[BEGIN RECORDS PROVIDED]

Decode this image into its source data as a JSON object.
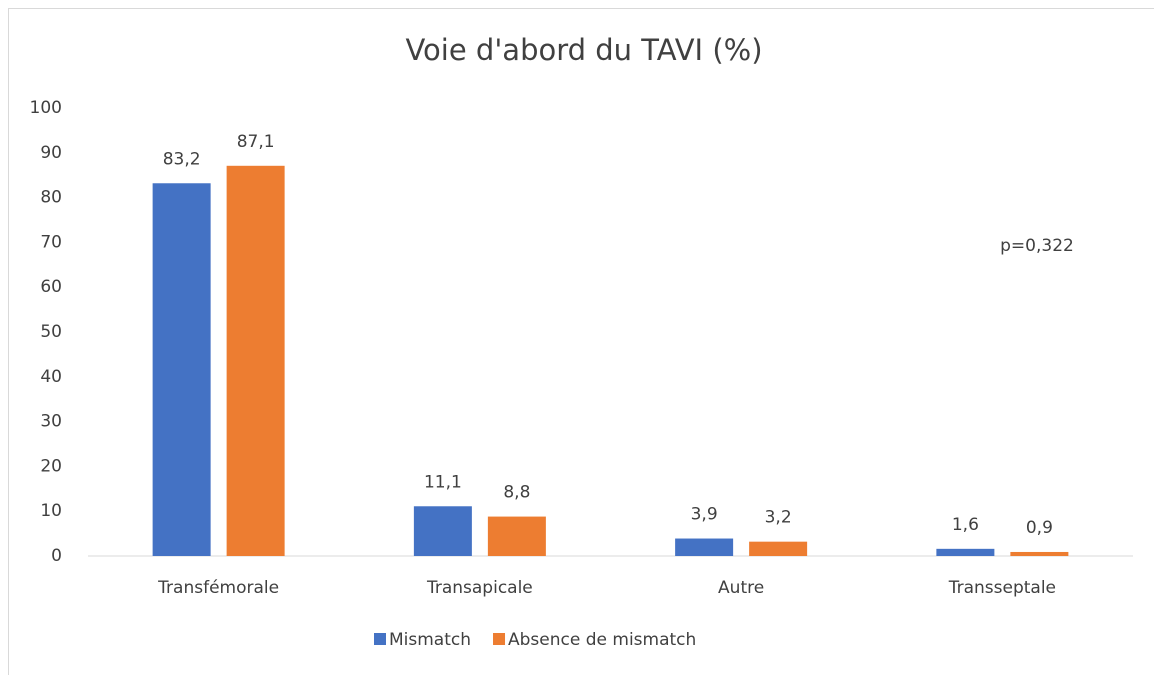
{
  "chart_data": {
    "type": "bar",
    "title": "Voie d'abord du TAVI (%)",
    "categories": [
      "Transfémorale",
      "Transapicale",
      "Autre",
      "Transseptale"
    ],
    "series": [
      {
        "name": "Mismatch",
        "color": "#4472c4",
        "values": [
          83.2,
          11.1,
          3.9,
          1.6
        ],
        "value_labels": [
          "83,2",
          "11,1",
          "3,9",
          "1,6"
        ]
      },
      {
        "name": "Absence de mismatch",
        "color": "#ed7d31",
        "values": [
          87.1,
          8.8,
          3.2,
          0.9
        ],
        "value_labels": [
          "87,1",
          "8,8",
          "3,2",
          "0,9"
        ]
      }
    ],
    "ylim": [
      0,
      100
    ],
    "yticks": [
      0,
      10,
      20,
      30,
      40,
      50,
      60,
      70,
      80,
      90,
      100
    ],
    "grid": false,
    "annotation": "p=0,322",
    "legend": "bottom"
  }
}
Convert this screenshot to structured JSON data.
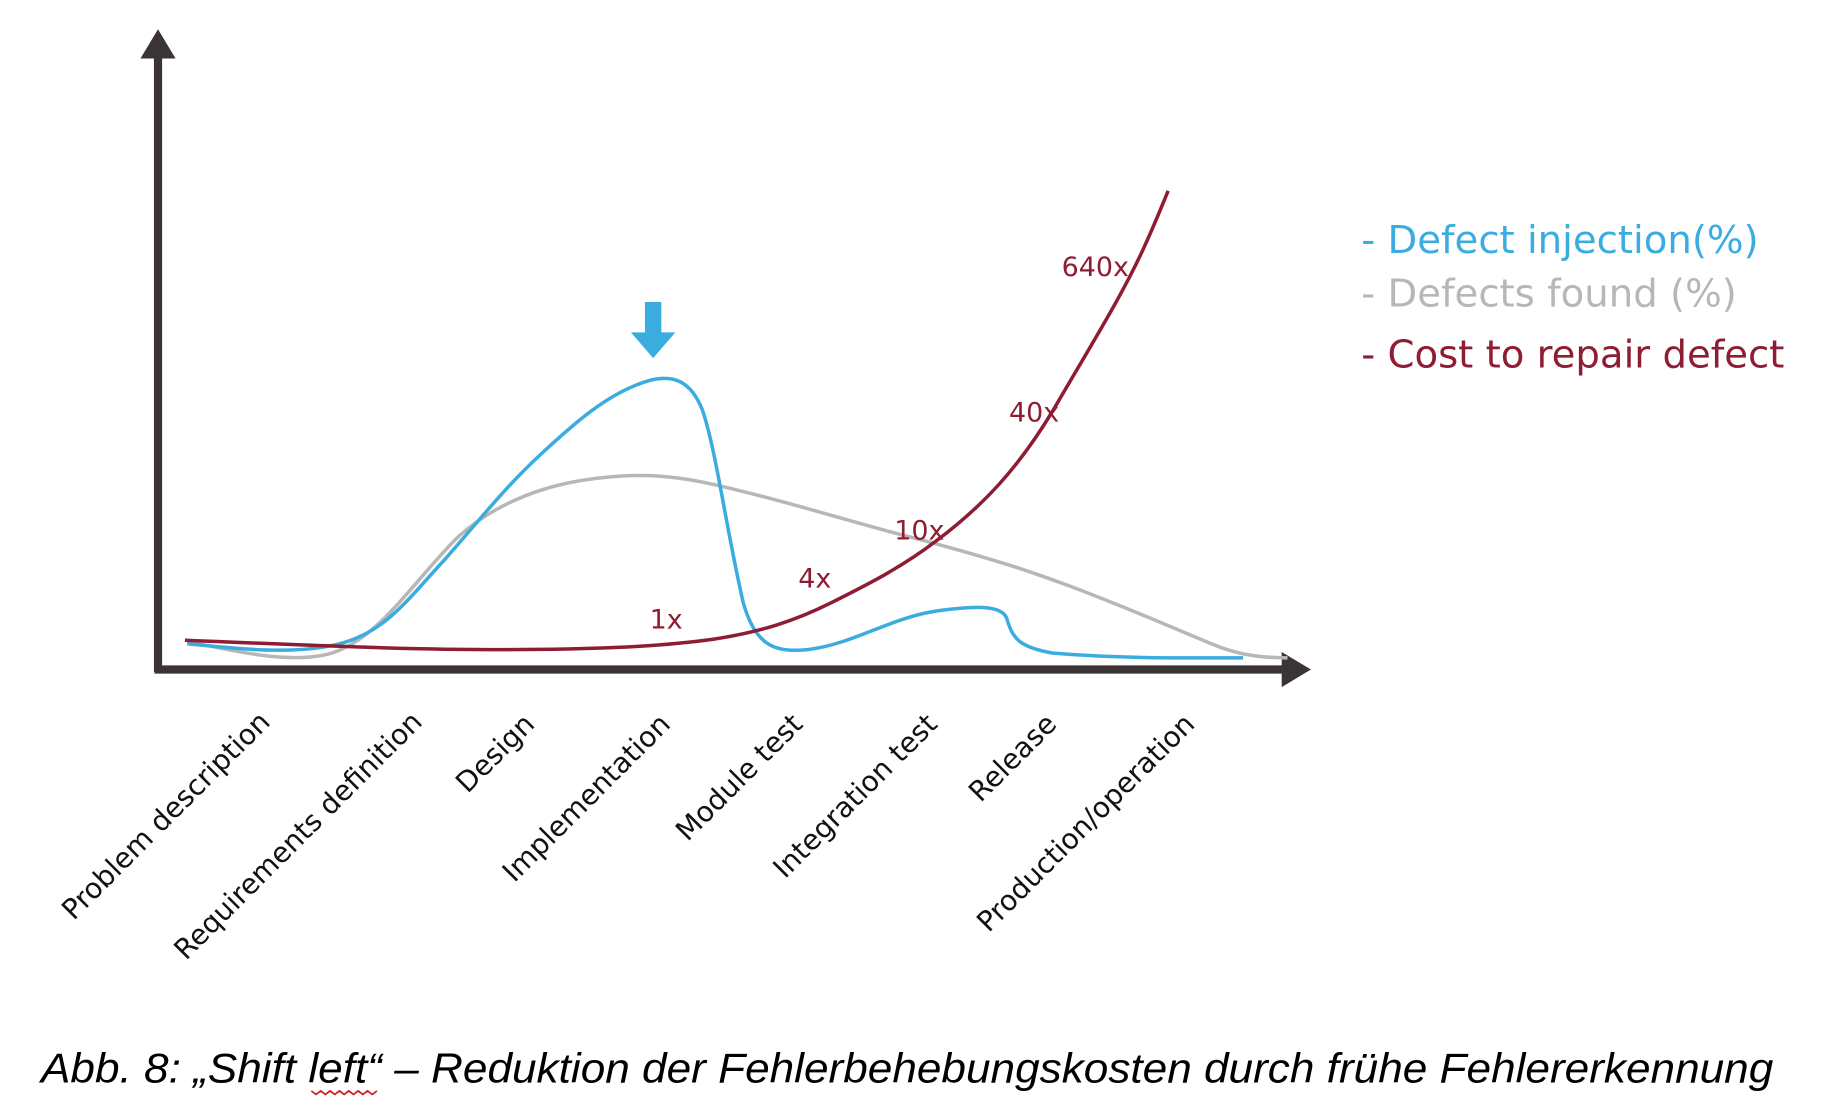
{
  "categories": [
    "Problem description",
    "Requirements definition",
    "Design",
    "Implementation",
    "Module test",
    "Integration test",
    "Release",
    "Production/operation"
  ],
  "legend": [
    "- Defect injection(%)",
    "- Defects found (%)",
    "- Cost to repair defect"
  ],
  "cost_labels": [
    "1x",
    "4x",
    "10x",
    "40x",
    "640x"
  ],
  "caption": "Abb. 8: „Shift left“ – Reduktion der Fehlerbehebungskosten durch frühe Fehlererkennung"
}
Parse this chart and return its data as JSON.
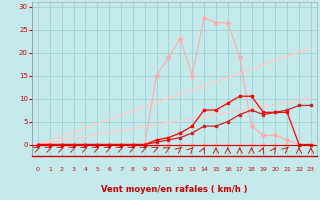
{
  "xlabel": "Vent moyen/en rafales ( km/h )",
  "xlim": [
    -0.5,
    23.5
  ],
  "ylim": [
    -2.5,
    31
  ],
  "yticks": [
    0,
    5,
    10,
    15,
    20,
    25,
    30
  ],
  "xticks": [
    0,
    1,
    2,
    3,
    4,
    5,
    6,
    7,
    8,
    9,
    10,
    11,
    12,
    13,
    14,
    15,
    16,
    17,
    18,
    19,
    20,
    21,
    22,
    23
  ],
  "bg_color": "#c5eaec",
  "grid_color": "#99cdd0",
  "line_pink_flat": {
    "x": [
      0,
      1,
      2,
      3,
      4,
      5,
      6,
      7,
      8,
      9,
      10,
      11,
      12,
      13,
      14,
      15,
      16,
      17,
      18,
      19,
      20,
      21,
      22,
      23
    ],
    "y": [
      0,
      0,
      0,
      0,
      0,
      0,
      0,
      0,
      0,
      0,
      0,
      0,
      0,
      0,
      0,
      0,
      0,
      0,
      0,
      0,
      0,
      0,
      0,
      0
    ],
    "color": "#ffaaaa",
    "lw": 0.8,
    "marker": "D",
    "ms": 2.0
  },
  "line_pink_peak": {
    "x": [
      0,
      1,
      2,
      3,
      4,
      5,
      6,
      7,
      8,
      9,
      10,
      11,
      12,
      13,
      14,
      15,
      16,
      17,
      18,
      19,
      20,
      21,
      22,
      23
    ],
    "y": [
      0,
      0,
      0,
      0,
      0,
      0,
      0,
      0,
      0,
      0,
      15,
      19,
      23,
      15,
      27.5,
      26.5,
      26.5,
      19,
      4,
      2,
      2,
      1,
      0,
      0
    ],
    "color": "#ffaaaa",
    "lw": 0.8,
    "marker": "D",
    "ms": 2.0
  },
  "line_pale1": {
    "x": [
      0,
      23
    ],
    "y": [
      0,
      10
    ],
    "color": "#ffcccc",
    "lw": 1.0
  },
  "line_pale2": {
    "x": [
      0,
      23
    ],
    "y": [
      0,
      21
    ],
    "color": "#ffcccc",
    "lw": 1.0
  },
  "line_dark1": {
    "x": [
      0,
      1,
      2,
      3,
      4,
      5,
      6,
      7,
      8,
      9,
      10,
      11,
      12,
      13,
      14,
      15,
      16,
      17,
      18,
      19,
      20,
      21,
      22,
      23
    ],
    "y": [
      0,
      0,
      0,
      0,
      0,
      0,
      0,
      0,
      0,
      0,
      0.5,
      1,
      1.5,
      2.5,
      4,
      4,
      5,
      6.5,
      7.5,
      6.5,
      7,
      7.5,
      8.5,
      8.5
    ],
    "color": "#cc2222",
    "lw": 0.9,
    "marker": "s",
    "ms": 1.8
  },
  "line_dark2": {
    "x": [
      0,
      1,
      2,
      3,
      4,
      5,
      6,
      7,
      8,
      9,
      10,
      11,
      12,
      13,
      14,
      15,
      16,
      17,
      18,
      19,
      20,
      21,
      22,
      23
    ],
    "y": [
      0,
      0,
      0,
      0,
      0,
      0,
      0,
      0,
      0,
      0,
      1,
      1.5,
      2.5,
      4,
      7.5,
      7.5,
      9,
      10.5,
      10.5,
      7,
      7,
      7,
      0,
      0
    ],
    "color": "#ff0000",
    "lw": 0.9,
    "marker": "s",
    "ms": 1.8
  },
  "arrow_angles": [
    45,
    45,
    45,
    45,
    45,
    45,
    45,
    45,
    45,
    45,
    45,
    55,
    65,
    70,
    80,
    90,
    90,
    90,
    90,
    80,
    75,
    65,
    90,
    90
  ]
}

[END RECORDS PROVIDED]

# PROBLEM DETAILS
Send back the data above word for word, with the pictures left out.

# THE OUTPUT
Decode this image into its source data as a JSON object.
{
  "chart_data": {
    "type": "bar",
    "title": "Voie d'abord du TAVI (%)",
    "categories": [
      "Transfémorale",
      "Transapicale",
      "Autre",
      "Transseptale"
    ],
    "series": [
      {
        "name": "Mismatch",
        "color": "#4472c4",
        "values": [
          83.2,
          11.1,
          3.9,
          1.6
        ],
        "value_labels": [
          "83,2",
          "11,1",
          "3,9",
          "1,6"
        ]
      },
      {
        "name": "Absence de mismatch",
        "color": "#ed7d31",
        "values": [
          87.1,
          8.8,
          3.2,
          0.9
        ],
        "value_labels": [
          "87,1",
          "8,8",
          "3,2",
          "0,9"
        ]
      }
    ],
    "ylim": [
      0,
      100
    ],
    "yticks": [
      0,
      10,
      20,
      30,
      40,
      50,
      60,
      70,
      80,
      90,
      100
    ],
    "grid": false,
    "annotation": "p=0,322",
    "legend": "bottom"
  }
}
Convert this screenshot to structured JSON data.
{
  "categories": [
    "Problem description",
    "Requirements definition",
    "Design",
    "Implementation",
    "Module test",
    "Integration test",
    "Release",
    "Production/operation"
  ],
  "legend": [
    "- Defect injection(%)",
    "- Defects found (%)",
    "- Cost to repair defect"
  ],
  "cost_labels": [
    "1x",
    "4x",
    "10x",
    "40x",
    "640x"
  ],
  "caption": "Abb. 8: „Shift left“ – Reduktion der Fehlerbehebungskosten durch frühe Fehlererkennung"
}
Parse this chart and return its data as JSON.
{
  "xlabel": "Vent moyen/en rafales ( km/h )",
  "xlim": [
    -0.5,
    23.5
  ],
  "ylim": [
    -2.5,
    31
  ],
  "yticks": [
    0,
    5,
    10,
    15,
    20,
    25,
    30
  ],
  "xticks": [
    0,
    1,
    2,
    3,
    4,
    5,
    6,
    7,
    8,
    9,
    10,
    11,
    12,
    13,
    14,
    15,
    16,
    17,
    18,
    19,
    20,
    21,
    22,
    23
  ],
  "bg_color": "#c5eaec",
  "grid_color": "#99cdd0",
  "line_pink_flat": {
    "x": [
      0,
      1,
      2,
      3,
      4,
      5,
      6,
      7,
      8,
      9,
      10,
      11,
      12,
      13,
      14,
      15,
      16,
      17,
      18,
      19,
      20,
      21,
      22,
      23
    ],
    "y": [
      0,
      0,
      0,
      0,
      0,
      0,
      0,
      0,
      0,
      0,
      0,
      0,
      0,
      0,
      0,
      0,
      0,
      0,
      0,
      0,
      0,
      0,
      0,
      0
    ],
    "color": "#ffaaaa",
    "lw": 0.8,
    "marker": "D",
    "ms": 2.0
  },
  "line_pink_peak": {
    "x": [
      0,
      1,
      2,
      3,
      4,
      5,
      6,
      7,
      8,
      9,
      10,
      11,
      12,
      13,
      14,
      15,
      16,
      17,
      18,
      19,
      20,
      21,
      22,
      23
    ],
    "y": [
      0,
      0,
      0,
      0,
      0,
      0,
      0,
      0,
      0,
      0,
      15,
      19,
      23,
      15,
      27.5,
      26.5,
      26.5,
      19,
      4,
      2,
      2,
      1,
      0,
      0
    ],
    "color": "#ffaaaa",
    "lw": 0.8,
    "marker": "D",
    "ms": 2.0
  },
  "line_pale1": {
    "x": [
      0,
      23
    ],
    "y": [
      0,
      10
    ],
    "color": "#ffcccc",
    "lw": 1.0
  },
  "line_pale2": {
    "x": [
      0,
      23
    ],
    "y": [
      0,
      21
    ],
    "color": "#ffcccc",
    "lw": 1.0
  },
  "line_dark1": {
    "x": [
      0,
      1,
      2,
      3,
      4,
      5,
      6,
      7,
      8,
      9,
      10,
      11,
      12,
      13,
      14,
      15,
      16,
      17,
      18,
      19,
      20,
      21,
      22,
      23
    ],
    "y": [
      0,
      0,
      0,
      0,
      0,
      0,
      0,
      0,
      0,
      0,
      0.5,
      1,
      1.5,
      2.5,
      4,
      4,
      5,
      6.5,
      7.5,
      6.5,
      7,
      7.5,
      8.5,
      8.5
    ],
    "color": "#cc2222",
    "lw": 0.9,
    "marker": "s",
    "ms": 1.8
  },
  "line_dark2": {
    "x": [
      0,
      1,
      2,
      3,
      4,
      5,
      6,
      7,
      8,
      9,
      10,
      11,
      12,
      13,
      14,
      15,
      16,
      17,
      18,
      19,
      20,
      21,
      22,
      23
    ],
    "y": [
      0,
      0,
      0,
      0,
      0,
      0,
      0,
      0,
      0,
      0,
      1,
      1.5,
      2.5,
      4,
      7.5,
      7.5,
      9,
      10.5,
      10.5,
      7,
      7,
      7,
      0,
      0
    ],
    "color": "#ff0000",
    "lw": 0.9,
    "marker": "s",
    "ms": 1.8
  },
  "arrow_angles": [
    45,
    45,
    45,
    45,
    45,
    45,
    45,
    45,
    45,
    45,
    45,
    55,
    65,
    70,
    80,
    90,
    90,
    90,
    90,
    80,
    75,
    65,
    90,
    90
  ]
}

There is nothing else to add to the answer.